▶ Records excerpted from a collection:
- - - -

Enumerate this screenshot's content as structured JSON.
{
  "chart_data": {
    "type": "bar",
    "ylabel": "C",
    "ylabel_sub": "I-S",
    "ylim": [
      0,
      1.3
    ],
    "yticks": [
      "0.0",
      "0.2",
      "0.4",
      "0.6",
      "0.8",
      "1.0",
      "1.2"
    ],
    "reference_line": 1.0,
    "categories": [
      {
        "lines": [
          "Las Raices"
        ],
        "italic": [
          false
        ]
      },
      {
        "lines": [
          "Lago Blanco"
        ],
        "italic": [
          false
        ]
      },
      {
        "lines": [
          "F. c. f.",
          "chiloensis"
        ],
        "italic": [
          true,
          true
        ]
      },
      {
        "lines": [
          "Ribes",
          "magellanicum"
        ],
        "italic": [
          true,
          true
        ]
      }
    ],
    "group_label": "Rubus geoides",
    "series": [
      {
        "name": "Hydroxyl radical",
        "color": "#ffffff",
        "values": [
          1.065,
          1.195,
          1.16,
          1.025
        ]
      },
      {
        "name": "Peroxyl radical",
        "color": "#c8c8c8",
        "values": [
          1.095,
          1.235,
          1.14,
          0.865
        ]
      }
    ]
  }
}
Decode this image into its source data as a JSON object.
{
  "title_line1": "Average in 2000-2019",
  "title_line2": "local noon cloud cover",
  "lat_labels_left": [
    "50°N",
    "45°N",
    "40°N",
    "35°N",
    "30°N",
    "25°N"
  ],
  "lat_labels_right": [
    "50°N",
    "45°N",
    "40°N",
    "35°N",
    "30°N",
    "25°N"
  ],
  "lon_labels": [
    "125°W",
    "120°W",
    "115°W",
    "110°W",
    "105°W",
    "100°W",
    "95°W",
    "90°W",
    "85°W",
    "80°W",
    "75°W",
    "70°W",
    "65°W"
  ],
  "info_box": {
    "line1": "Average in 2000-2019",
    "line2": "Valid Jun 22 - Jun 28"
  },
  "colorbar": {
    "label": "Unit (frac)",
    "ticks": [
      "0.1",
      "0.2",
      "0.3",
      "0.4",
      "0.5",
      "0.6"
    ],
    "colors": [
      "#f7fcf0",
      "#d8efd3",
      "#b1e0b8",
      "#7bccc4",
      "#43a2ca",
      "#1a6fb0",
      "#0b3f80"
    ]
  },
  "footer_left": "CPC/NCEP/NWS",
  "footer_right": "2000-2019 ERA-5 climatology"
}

- - - -

▶ What the task requires: Print all of the entries exactly as they are written.

▶ Written answer:
Enumerate this screenshot's content as structured JSON.
{
  "chart_data": {
    "type": "bar",
    "ylabel": "C",
    "ylabel_sub": "I-S",
    "ylim": [
      0,
      1.3
    ],
    "yticks": [
      "0.0",
      "0.2",
      "0.4",
      "0.6",
      "0.8",
      "1.0",
      "1.2"
    ],
    "reference_line": 1.0,
    "categories": [
      {
        "lines": [
          "Las Raices"
        ],
        "italic": [
          false
        ]
      },
      {
        "lines": [
          "Lago Blanco"
        ],
        "italic": [
          false
        ]
      },
      {
        "lines": [
          "F. c. f.",
          "chiloensis"
        ],
        "italic": [
          true,
          true
        ]
      },
      {
        "lines": [
          "Ribes",
          "magellanicum"
        ],
        "italic": [
          true,
          true
        ]
      }
    ],
    "group_label": "Rubus geoides",
    "series": [
      {
        "name": "Hydroxyl radical",
        "color": "#ffffff",
        "values": [
          1.065,
          1.195,
          1.16,
          1.025
        ]
      },
      {
        "name": "Peroxyl radical",
        "color": "#c8c8c8",
        "values": [
          1.095,
          1.235,
          1.14,
          0.865
        ]
      }
    ]
  }
}
Decode this image into its source data as a JSON object.
{
  "title_line1": "Average in 2000-2019",
  "title_line2": "local noon cloud cover",
  "lat_labels_left": [
    "50°N",
    "45°N",
    "40°N",
    "35°N",
    "30°N",
    "25°N"
  ],
  "lat_labels_right": [
    "50°N",
    "45°N",
    "40°N",
    "35°N",
    "30°N",
    "25°N"
  ],
  "lon_labels": [
    "125°W",
    "120°W",
    "115°W",
    "110°W",
    "105°W",
    "100°W",
    "95°W",
    "90°W",
    "85°W",
    "80°W",
    "75°W",
    "70°W",
    "65°W"
  ],
  "info_box": {
    "line1": "Average in 2000-2019",
    "line2": "Valid Jun 22 - Jun 28"
  },
  "colorbar": {
    "label": "Unit (frac)",
    "ticks": [
      "0.1",
      "0.2",
      "0.3",
      "0.4",
      "0.5",
      "0.6"
    ],
    "colors": [
      "#f7fcf0",
      "#d8efd3",
      "#b1e0b8",
      "#7bccc4",
      "#43a2ca",
      "#1a6fb0",
      "#0b3f80"
    ]
  },
  "footer_left": "CPC/NCEP/NWS",
  "footer_right": "2000-2019 ERA-5 climatology"
}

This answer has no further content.